■ Given problem
Copy each line of the data below with the word "this".

■ Extracts from a graphics dataset
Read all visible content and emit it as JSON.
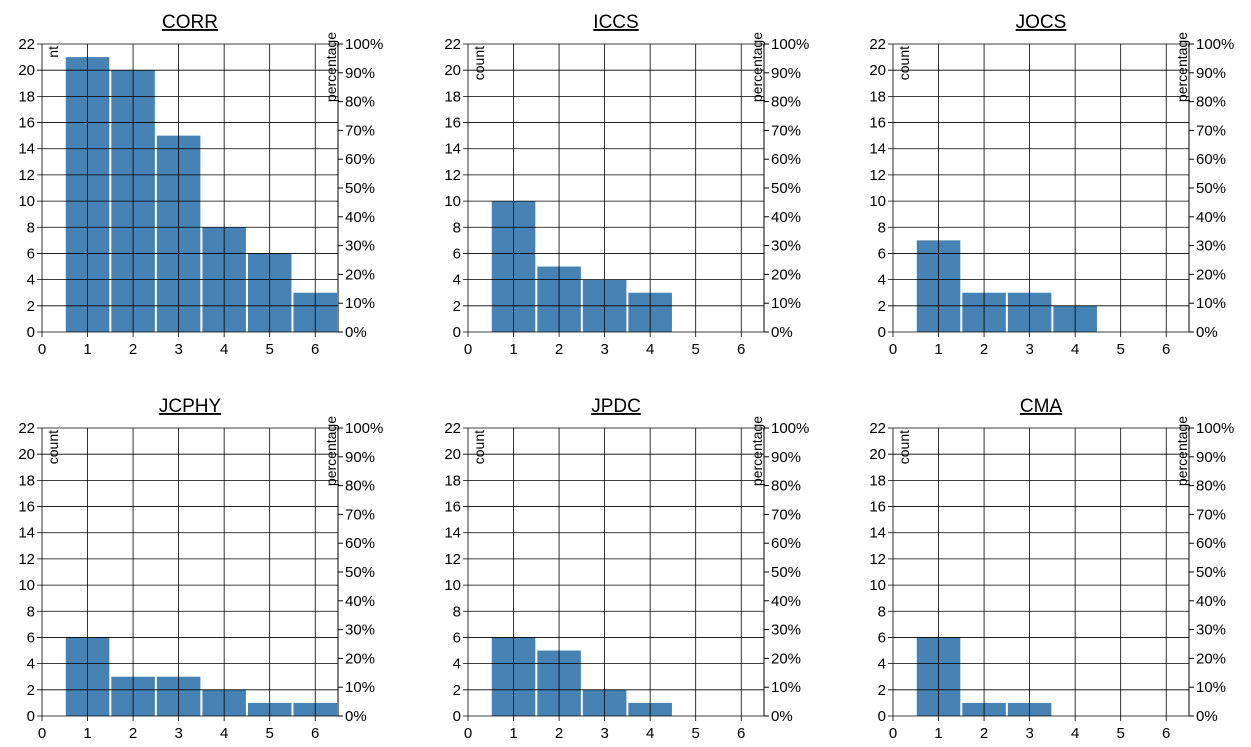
{
  "colors": {
    "bar": "#4682b4",
    "grid": "#000000",
    "background": "#ffffff"
  },
  "chart_data": [
    {
      "type": "bar",
      "title": "CORR",
      "x": [
        1,
        2,
        3,
        4,
        5,
        6
      ],
      "values": [
        21,
        20,
        15,
        8,
        6,
        3
      ],
      "xticks": [
        "0",
        "1",
        "2",
        "3",
        "4",
        "5",
        "6"
      ],
      "yticks": [
        "0",
        "2",
        "4",
        "6",
        "8",
        "10",
        "12",
        "14",
        "16",
        "18",
        "20",
        "22"
      ],
      "y2ticks": [
        "0%",
        "10%",
        "20%",
        "30%",
        "40%",
        "50%",
        "60%",
        "70%",
        "80%",
        "90%",
        "100%"
      ],
      "ylabel": "nt",
      "y2label": "percentage",
      "xlim": [
        0,
        6.5
      ],
      "ylim": [
        0,
        22
      ],
      "y2lim": [
        0,
        1
      ],
      "grid": true
    },
    {
      "type": "bar",
      "title": "ICCS",
      "x": [
        1,
        2,
        3,
        4
      ],
      "values": [
        10,
        5,
        4,
        3
      ],
      "xticks": [
        "0",
        "1",
        "2",
        "3",
        "4",
        "5",
        "6"
      ],
      "yticks": [
        "0",
        "2",
        "4",
        "6",
        "8",
        "10",
        "12",
        "14",
        "16",
        "18",
        "20",
        "22"
      ],
      "y2ticks": [
        "0%",
        "10%",
        "20%",
        "30%",
        "40%",
        "50%",
        "60%",
        "70%",
        "80%",
        "90%",
        "100%"
      ],
      "ylabel": "count",
      "y2label": "percentage",
      "xlim": [
        0,
        6.5
      ],
      "ylim": [
        0,
        22
      ],
      "y2lim": [
        0,
        1
      ],
      "grid": true
    },
    {
      "type": "bar",
      "title": "JOCS",
      "x": [
        1,
        2,
        3,
        4
      ],
      "values": [
        7,
        3,
        3,
        2
      ],
      "xticks": [
        "0",
        "1",
        "2",
        "3",
        "4",
        "5",
        "6"
      ],
      "yticks": [
        "0",
        "2",
        "4",
        "6",
        "8",
        "10",
        "12",
        "14",
        "16",
        "18",
        "20",
        "22"
      ],
      "y2ticks": [
        "0%",
        "10%",
        "20%",
        "30%",
        "40%",
        "50%",
        "60%",
        "70%",
        "80%",
        "90%",
        "100%"
      ],
      "ylabel": "count",
      "y2label": "percentage",
      "xlim": [
        0,
        6.5
      ],
      "ylim": [
        0,
        22
      ],
      "y2lim": [
        0,
        1
      ],
      "grid": true
    },
    {
      "type": "bar",
      "title": "JCPHY",
      "x": [
        1,
        2,
        3,
        4,
        5,
        6
      ],
      "values": [
        6,
        3,
        3,
        2,
        1,
        1
      ],
      "xticks": [
        "0",
        "1",
        "2",
        "3",
        "4",
        "5",
        "6"
      ],
      "yticks": [
        "0",
        "2",
        "4",
        "6",
        "8",
        "10",
        "12",
        "14",
        "16",
        "18",
        "20",
        "22"
      ],
      "y2ticks": [
        "0%",
        "10%",
        "20%",
        "30%",
        "40%",
        "50%",
        "60%",
        "70%",
        "80%",
        "90%",
        "100%"
      ],
      "ylabel": "count",
      "y2label": "percentage",
      "xlim": [
        0,
        6.5
      ],
      "ylim": [
        0,
        22
      ],
      "y2lim": [
        0,
        1
      ],
      "grid": true
    },
    {
      "type": "bar",
      "title": "JPDC",
      "x": [
        1,
        2,
        3,
        4
      ],
      "values": [
        6,
        5,
        2,
        1
      ],
      "xticks": [
        "0",
        "1",
        "2",
        "3",
        "4",
        "5",
        "6"
      ],
      "yticks": [
        "0",
        "2",
        "4",
        "6",
        "8",
        "10",
        "12",
        "14",
        "16",
        "18",
        "20",
        "22"
      ],
      "y2ticks": [
        "0%",
        "10%",
        "20%",
        "30%",
        "40%",
        "50%",
        "60%",
        "70%",
        "80%",
        "90%",
        "100%"
      ],
      "ylabel": "count",
      "y2label": "percentage",
      "xlim": [
        0,
        6.5
      ],
      "ylim": [
        0,
        22
      ],
      "y2lim": [
        0,
        1
      ],
      "grid": true
    },
    {
      "type": "bar",
      "title": "CMA",
      "x": [
        1,
        2,
        3
      ],
      "values": [
        6,
        1,
        1
      ],
      "xticks": [
        "0",
        "1",
        "2",
        "3",
        "4",
        "5",
        "6"
      ],
      "yticks": [
        "0",
        "2",
        "4",
        "6",
        "8",
        "10",
        "12",
        "14",
        "16",
        "18",
        "20",
        "22"
      ],
      "y2ticks": [
        "0%",
        "10%",
        "20%",
        "30%",
        "40%",
        "50%",
        "60%",
        "70%",
        "80%",
        "90%",
        "100%"
      ],
      "ylabel": "count",
      "y2label": "percentage",
      "xlim": [
        0,
        6.5
      ],
      "ylim": [
        0,
        22
      ],
      "y2lim": [
        0,
        1
      ],
      "grid": true
    }
  ]
}
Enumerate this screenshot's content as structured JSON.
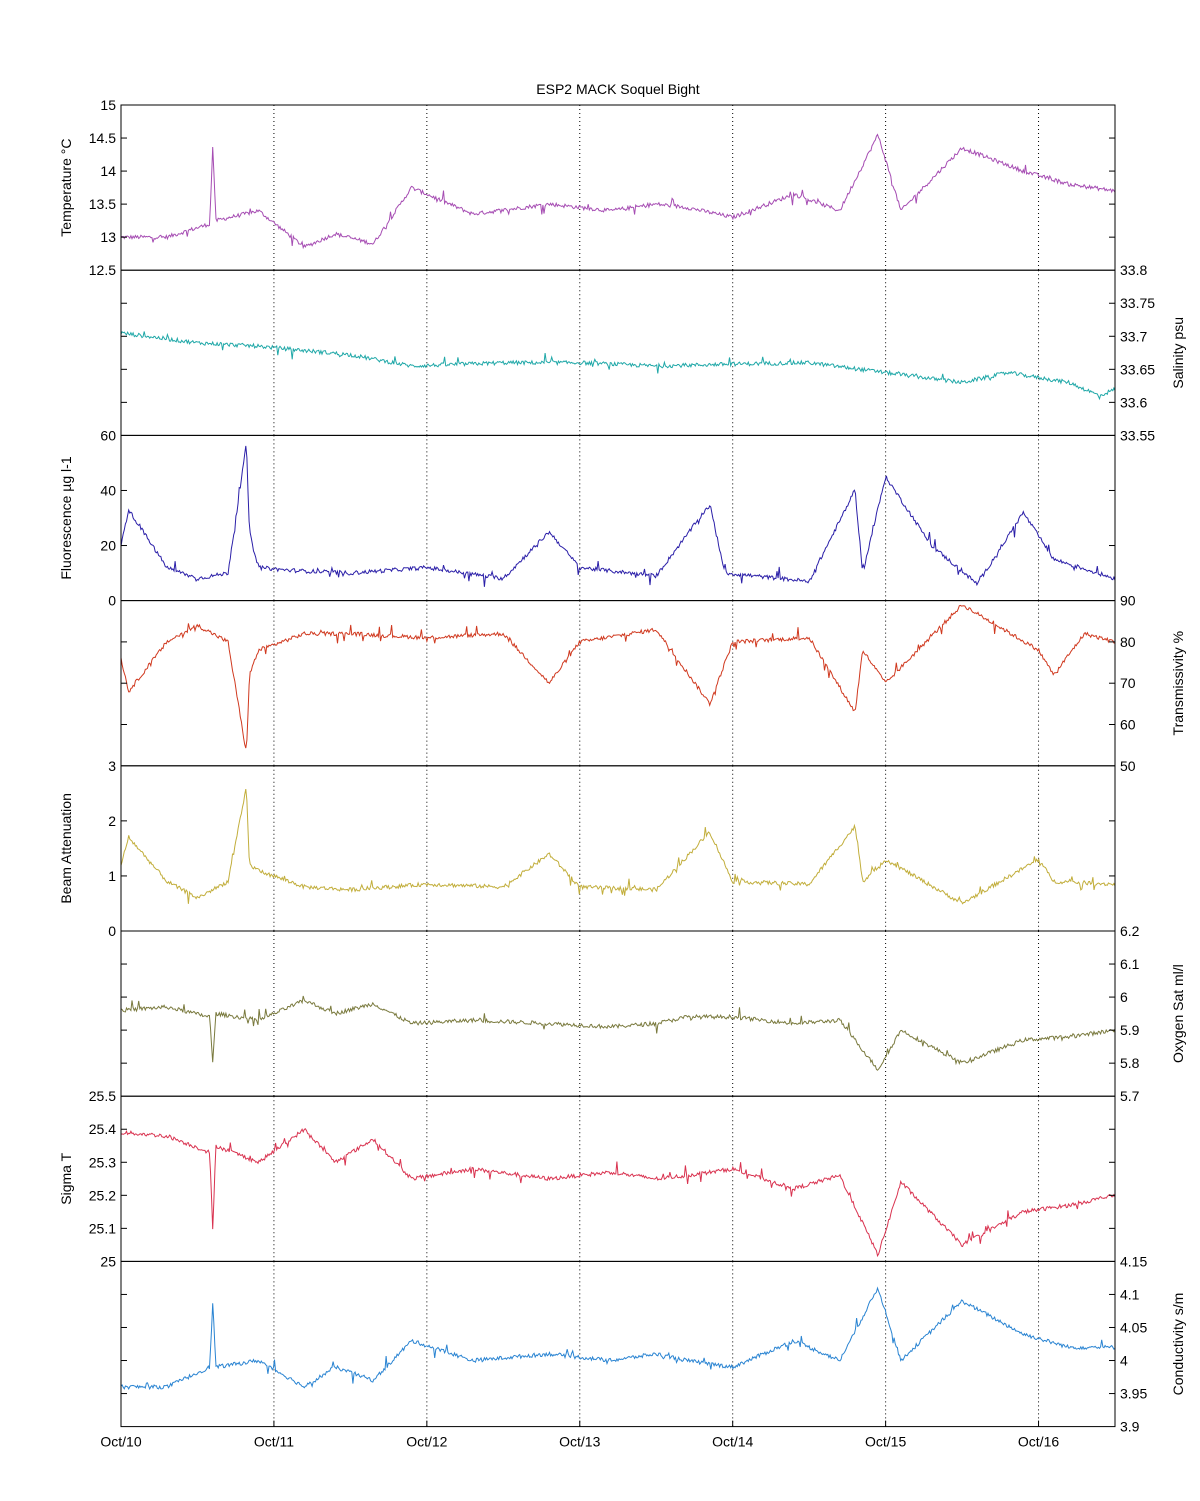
{
  "chart_data": {
    "type": "line",
    "title": "ESP2 MACK  Soquel Bight",
    "xlim": [
      0,
      6.5
    ],
    "x_ticks": [
      0,
      1,
      2,
      3,
      4,
      5,
      6
    ],
    "x_tick_labels": [
      "Oct/10",
      "Oct/11",
      "Oct/12",
      "Oct/13",
      "Oct/14",
      "Oct/15",
      "Oct/16"
    ],
    "grid": "vertical-dotted",
    "panels": [
      {
        "ylabel": "Temperature °C",
        "axis_side": "left",
        "color": "#A64DB3",
        "ylim": [
          12.5,
          15
        ],
        "yticks": [
          12.5,
          13,
          13.5,
          14,
          14.5,
          15
        ],
        "ytick_labels": [
          "12.5",
          "13",
          "13.5",
          "14",
          "14.5",
          "15"
        ],
        "x": [
          0,
          0.3,
          0.58,
          0.6,
          0.62,
          0.9,
          1.2,
          1.4,
          1.65,
          1.9,
          2.3,
          2.8,
          3.2,
          3.5,
          3.7,
          4.0,
          4.4,
          4.7,
          4.95,
          5.1,
          5.5,
          5.9,
          6.2,
          6.5
        ],
        "values": [
          13.0,
          13.0,
          13.2,
          14.4,
          13.25,
          13.4,
          12.85,
          13.05,
          12.9,
          13.75,
          13.35,
          13.5,
          13.4,
          13.5,
          13.45,
          13.3,
          13.65,
          13.4,
          14.55,
          13.4,
          14.35,
          14.0,
          13.8,
          13.7
        ]
      },
      {
        "ylabel": "Salinity psu",
        "axis_side": "right",
        "color": "#20A8A8",
        "ylim": [
          33.55,
          33.8
        ],
        "yticks": [
          33.55,
          33.6,
          33.65,
          33.7,
          33.75,
          33.8
        ],
        "ytick_labels": [
          "33.55",
          "33.6",
          "33.65",
          "33.7",
          "33.75",
          "33.8"
        ],
        "x": [
          0,
          0.5,
          0.9,
          1.5,
          1.9,
          2.5,
          3.0,
          3.5,
          4.0,
          4.5,
          5.0,
          5.5,
          5.8,
          6.2,
          6.4,
          6.5
        ],
        "values": [
          33.705,
          33.69,
          33.685,
          33.672,
          33.655,
          33.66,
          33.66,
          33.655,
          33.658,
          33.66,
          33.645,
          33.63,
          33.645,
          33.63,
          33.61,
          33.62
        ]
      },
      {
        "ylabel": "Fluorescence µg l-1",
        "axis_side": "left",
        "color": "#2B1FA8",
        "ylim": [
          0,
          60
        ],
        "yticks": [
          0,
          20,
          40,
          60
        ],
        "ytick_labels": [
          "0",
          "20",
          "40",
          "60"
        ],
        "x": [
          0,
          0.05,
          0.3,
          0.5,
          0.7,
          0.82,
          0.84,
          0.9,
          1.1,
          1.5,
          2.0,
          2.5,
          2.8,
          3.0,
          3.5,
          3.85,
          3.95,
          4.5,
          4.8,
          4.85,
          5.0,
          5.3,
          5.6,
          5.9,
          6.1,
          6.5
        ],
        "values": [
          20,
          33,
          12,
          8,
          10,
          57,
          25,
          12,
          11,
          10,
          12,
          8,
          25,
          12,
          9,
          35,
          10,
          7,
          40,
          10,
          45,
          20,
          6,
          32,
          15,
          8
        ]
      },
      {
        "ylabel": "Transmissivity %",
        "axis_side": "right",
        "color": "#D0391F",
        "ylim": [
          50,
          90
        ],
        "yticks": [
          50,
          60,
          70,
          80,
          90
        ],
        "ytick_labels": [
          "50",
          "60",
          "70",
          "80",
          "90"
        ],
        "x": [
          0,
          0.05,
          0.3,
          0.5,
          0.7,
          0.82,
          0.84,
          0.9,
          1.2,
          1.5,
          2.0,
          2.5,
          2.8,
          3.0,
          3.5,
          3.85,
          4.0,
          4.5,
          4.8,
          4.85,
          5.0,
          5.5,
          6.0,
          6.1,
          6.3,
          6.5
        ],
        "values": [
          76,
          68,
          80,
          84,
          80,
          53,
          72,
          78,
          82,
          82,
          81,
          82,
          70,
          80,
          83,
          65,
          80,
          81,
          63,
          78,
          70,
          89,
          78,
          72,
          82,
          80
        ]
      },
      {
        "ylabel": "Beam Attenuation",
        "axis_side": "left",
        "color": "#C2AE3C",
        "ylim": [
          0,
          3
        ],
        "yticks": [
          0,
          1,
          2,
          3
        ],
        "ytick_labels": [
          "0",
          "1",
          "2",
          "3"
        ],
        "x": [
          0,
          0.05,
          0.3,
          0.5,
          0.7,
          0.82,
          0.84,
          0.9,
          1.2,
          1.5,
          2.0,
          2.5,
          2.8,
          3.0,
          3.5,
          3.85,
          4.0,
          4.5,
          4.8,
          4.85,
          5.0,
          5.5,
          6.0,
          6.1,
          6.5
        ],
        "values": [
          1.2,
          1.7,
          0.9,
          0.6,
          0.9,
          2.6,
          1.2,
          1.1,
          0.8,
          0.75,
          0.85,
          0.8,
          1.4,
          0.8,
          0.75,
          1.8,
          0.9,
          0.85,
          1.9,
          0.9,
          1.3,
          0.5,
          1.3,
          0.9,
          0.85
        ]
      },
      {
        "ylabel": "Oxygen Sat ml/l",
        "axis_side": "right",
        "color": "#7A7A3E",
        "ylim": [
          5.7,
          6.2
        ],
        "yticks": [
          5.7,
          5.8,
          5.9,
          6,
          6.1,
          6.2
        ],
        "ytick_labels": [
          "5.7",
          "5.8",
          "5.9",
          "6",
          "6.1",
          "6.2"
        ],
        "x": [
          0,
          0.3,
          0.58,
          0.6,
          0.62,
          0.9,
          1.2,
          1.4,
          1.65,
          1.9,
          2.3,
          2.8,
          3.2,
          3.5,
          3.7,
          4.0,
          4.4,
          4.7,
          4.95,
          5.1,
          5.5,
          5.9,
          6.2,
          6.5
        ],
        "values": [
          5.96,
          5.97,
          5.94,
          5.8,
          5.95,
          5.93,
          5.99,
          5.95,
          5.98,
          5.92,
          5.93,
          5.92,
          5.91,
          5.92,
          5.94,
          5.94,
          5.92,
          5.93,
          5.78,
          5.9,
          5.8,
          5.87,
          5.88,
          5.9
        ]
      },
      {
        "ylabel": "Sigma T",
        "axis_side": "left",
        "color": "#D93350",
        "ylim": [
          25,
          25.5
        ],
        "yticks": [
          25,
          25.1,
          25.2,
          25.3,
          25.4,
          25.5
        ],
        "ytick_labels": [
          "25",
          "25.1",
          "25.2",
          "25.3",
          "25.4",
          "25.5"
        ],
        "x": [
          0,
          0.3,
          0.58,
          0.6,
          0.62,
          0.9,
          1.2,
          1.4,
          1.65,
          1.9,
          2.3,
          2.8,
          3.2,
          3.5,
          3.7,
          4.0,
          4.4,
          4.7,
          4.95,
          5.1,
          5.5,
          5.9,
          6.2,
          6.5
        ],
        "values": [
          25.39,
          25.38,
          25.33,
          25.09,
          25.35,
          25.3,
          25.4,
          25.3,
          25.37,
          25.25,
          25.28,
          25.25,
          25.27,
          25.25,
          25.26,
          25.28,
          25.22,
          25.26,
          25.02,
          25.24,
          25.05,
          25.15,
          25.17,
          25.2
        ]
      },
      {
        "ylabel": "Conductivity s/m",
        "axis_side": "right",
        "color": "#2A84D2",
        "ylim": [
          3.9,
          4.15
        ],
        "yticks": [
          3.9,
          3.95,
          4,
          4.05,
          4.1,
          4.15
        ],
        "ytick_labels": [
          "3.9",
          "3.95",
          "4",
          "4.05",
          "4.1",
          "4.15"
        ],
        "x": [
          0,
          0.3,
          0.58,
          0.6,
          0.62,
          0.9,
          1.2,
          1.4,
          1.65,
          1.9,
          2.3,
          2.8,
          3.2,
          3.5,
          3.7,
          4.0,
          4.4,
          4.7,
          4.95,
          5.1,
          5.5,
          5.9,
          6.2,
          6.5
        ],
        "values": [
          3.96,
          3.96,
          3.99,
          4.09,
          3.99,
          4.0,
          3.96,
          3.99,
          3.97,
          4.03,
          4.0,
          4.01,
          4.0,
          4.01,
          4.0,
          3.99,
          4.03,
          4.0,
          4.11,
          4.0,
          4.09,
          4.04,
          4.02,
          4.02
        ]
      }
    ]
  }
}
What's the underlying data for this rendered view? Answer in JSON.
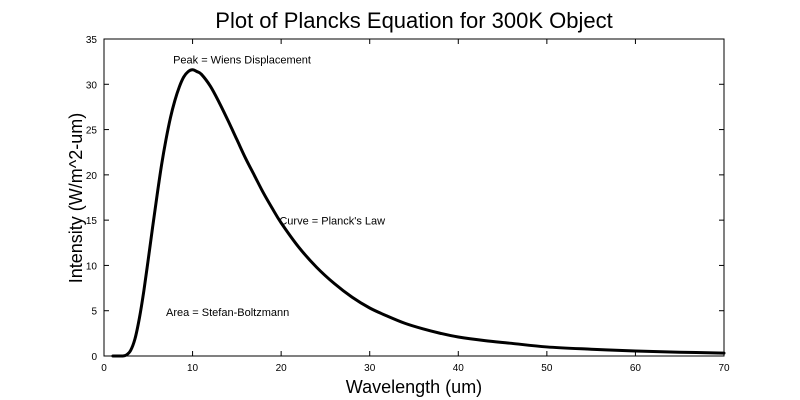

■ Answer to the exercise
Enumerate this screenshot's content as structured JSON.
What's the underlying data for this rendered view? Answer in JSON.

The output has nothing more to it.